— START INPUT RECORDS —

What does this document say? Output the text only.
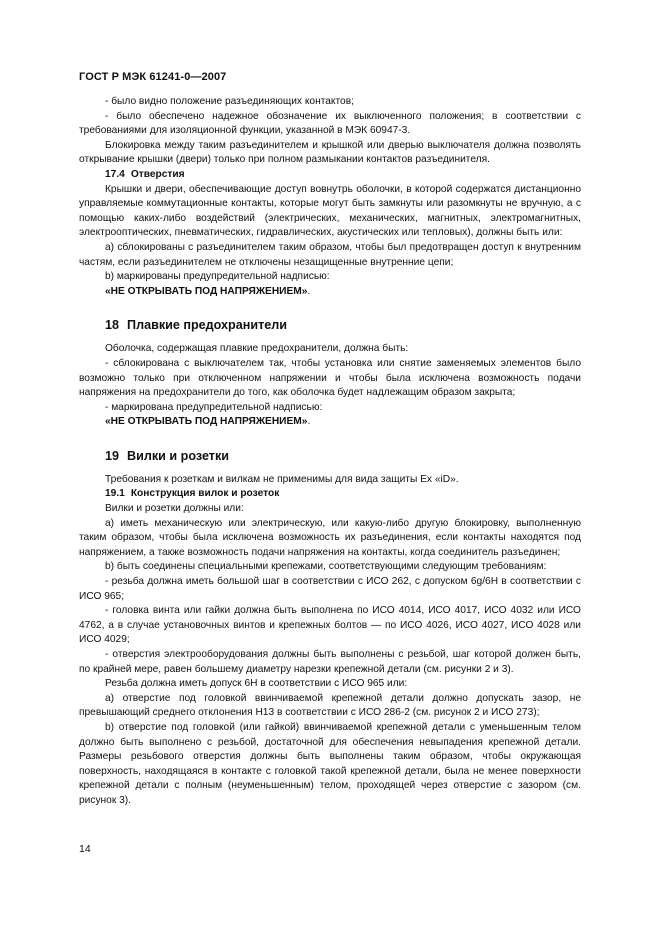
ГОСТ Р МЭК 61241-0—2007

- было видно положение разъединяющих контактов;

- было обеспечено надежное обозначение их выключенного положения; в соответствии с требованиями для изоляционной функции, указанной в МЭК 60947-3.

Блокировка между таким разъединителем и крышкой или дверью выключателя должна позволять открывание крышки (двери) только при полном размыкании контактов разъединителя.

17.4 Отверстия

Крышки и двери, обеспечивающие доступ вовнутрь оболочки, в которой содержатся дистанционно управляемые коммутационные контакты, которые могут быть замкнуты или разомкнуты не вручную, а с помощью каких-либо воздействий (электрических, механических, магнитных, электромагнитных, электрооптических, пневматических, гидравлических, акустических или тепловых), должны быть или:

а) сблокированы с разъединителем таким образом, чтобы был предотвращен доступ к внутренним частям, если разъединителем не отключены незащищенные внутренние цепи;

b) маркированы предупредительной надписью:

«НЕ ОТКРЫВАТЬ ПОД НАПРЯЖЕНИЕМ».

18 Плавкие предохранители

Оболочка, содержащая плавкие предохранители, должна быть:

- сблокирована с выключателем так, чтобы установка или снятие заменяемых элементов было возможно только при отключенном напряжении и чтобы была исключена возможность подачи напряжения на предохранители до того, как оболочка будет надлежащим образом закрыта;

- маркирована предупредительной надписью:

«НЕ ОТКРЫВАТЬ ПОД НАПРЯЖЕНИЕМ».

19 Вилки и розетки

Требования к розеткам и вилкам не применимы для вида защиты Ex «iD».

19.1 Конструкция вилок и розеток

Вилки и розетки должны или:

а) иметь механическую или электрическую, или какую-либо другую блокировку, выполненную таким образом, чтобы была исключена возможность их разъединения, если контакты находятся под напряжением, а также возможность подачи напряжения на контакты, когда соединитель разъединен;

b) быть соединены специальными крепежами, соответствующими следующим требованиям:

- резьба должна иметь большой шаг в соответствии с ИСО 262, с допуском 6g/6H в соответствии с ИСО 965;

- головка винта или гайки должна быть выполнена по ИСО 4014, ИСО 4017, ИСО 4032 или ИСО 4762, а в случае установочных винтов и крепежных болтов — по ИСО 4026, ИСО 4027, ИСО 4028 или ИСО 4029;

- отверстия электрооборудования должны быть выполнены с резьбой, шаг которой должен быть, по крайней мере, равен большему диаметру нарезки крепежной детали (см. рисунки 2 и 3).

Резьба должна иметь допуск 6H в соответствии с ИСО 965 или:

а) отверстие под головкой ввинчиваемой крепежной детали должно допускать зазор, не превышающий среднего отклонения H13 в соответствии с ИСО 286-2 (см. рисунок 2 и ИСО 273);

b) отверстие под головкой (или гайкой) ввинчиваемой крепежной детали с уменьшенным телом должно быть выполнено с резьбой, достаточной для обеспечения невыпадения крепежной детали. Размеры резьбового отверстия должны быть выполнены таким образом, чтобы окружающая поверхность, находящаяся в контакте с головкой такой крепежной детали, была не менее поверхности крепежной детали с полным (неуменьшенным) телом, проходящей через отверстие с зазором (см. рисунок 3).

14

— END INPUT RECORDS —

#### YOUR INSTRUCTIONS:
Your copy of the data above should match it exactly, except that pictures are left out.

#### TASK ANSWER:
What does this document say? Output the text only.
ГОСТ Р МЭК 61241-0—2007

- было видно положение разъединяющих контактов;

- было обеспечено надежное обозначение их выключенного положения; в соответствии с требованиями для изоляционной функции, указанной в МЭК 60947-3.

Блокировка между таким разъединителем и крышкой или дверью выключателя должна позволять открывание крышки (двери) только при полном размыкании контактов разъединителя.

17.4 Отверстия

Крышки и двери, обеспечивающие доступ вовнутрь оболочки, в которой содержатся дистанционно управляемые коммутационные контакты, которые могут быть замкнуты или разомкнуты не вручную, а с помощью каких-либо воздействий (электрических, механических, магнитных, электромагнитных, электрооптических, пневматических, гидравлических, акустических или тепловых), должны быть или:

а) сблокированы с разъединителем таким образом, чтобы был предотвращен доступ к внутренним частям, если разъединителем не отключены незащищенные внутренние цепи;

b) маркированы предупредительной надписью:

«НЕ ОТКРЫВАТЬ ПОД НАПРЯЖЕНИЕМ».

18 Плавкие предохранители

Оболочка, содержащая плавкие предохранители, должна быть:

- сблокирована с выключателем так, чтобы установка или снятие заменяемых элементов было возможно только при отключенном напряжении и чтобы была исключена возможность подачи напряжения на предохранители до того, как оболочка будет надлежащим образом закрыта;

- маркирована предупредительной надписью:

«НЕ ОТКРЫВАТЬ ПОД НАПРЯЖЕНИЕМ».

19 Вилки и розетки

Требования к розеткам и вилкам не применимы для вида защиты Ex «iD».

19.1 Конструкция вилок и розеток

Вилки и розетки должны или:

а) иметь механическую или электрическую, или какую-либо другую блокировку, выполненную таким образом, чтобы была исключена возможность их разъединения, если контакты находятся под напряжением, а также возможность подачи напряжения на контакты, когда соединитель разъединен;

b) быть соединены специальными крепежами, соответствующими следующим требованиям:

- резьба должна иметь большой шаг в соответствии с ИСО 262, с допуском 6g/6H в соответствии с ИСО 965;

- головка винта или гайки должна быть выполнена по ИСО 4014, ИСО 4017, ИСО 4032 или ИСО 4762, а в случае установочных винтов и крепежных болтов — по ИСО 4026, ИСО 4027, ИСО 4028 или ИСО 4029;

- отверстия электрооборудования должны быть выполнены с резьбой, шаг которой должен быть, по крайней мере, равен большему диаметру нарезки крепежной детали (см. рисунки 2 и 3).

Резьба должна иметь допуск 6H в соответствии с ИСО 965 или:

а) отверстие под головкой ввинчиваемой крепежной детали должно допускать зазор, не превышающий среднего отклонения H13 в соответствии с ИСО 286-2 (см. рисунок 2 и ИСО 273);

b) отверстие под головкой (или гайкой) ввинчиваемой крепежной детали с уменьшенным телом должно быть выполнено с резьбой, достаточной для обеспечения невыпадения крепежной детали. Размеры резьбового отверстия должны быть выполнены таким образом, чтобы окружающая поверхность, находящаяся в контакте с головкой такой крепежной детали, была не менее поверхности крепежной детали с полным (неуменьшенным) телом, проходящей через отверстие с зазором (см. рисунок 3).

14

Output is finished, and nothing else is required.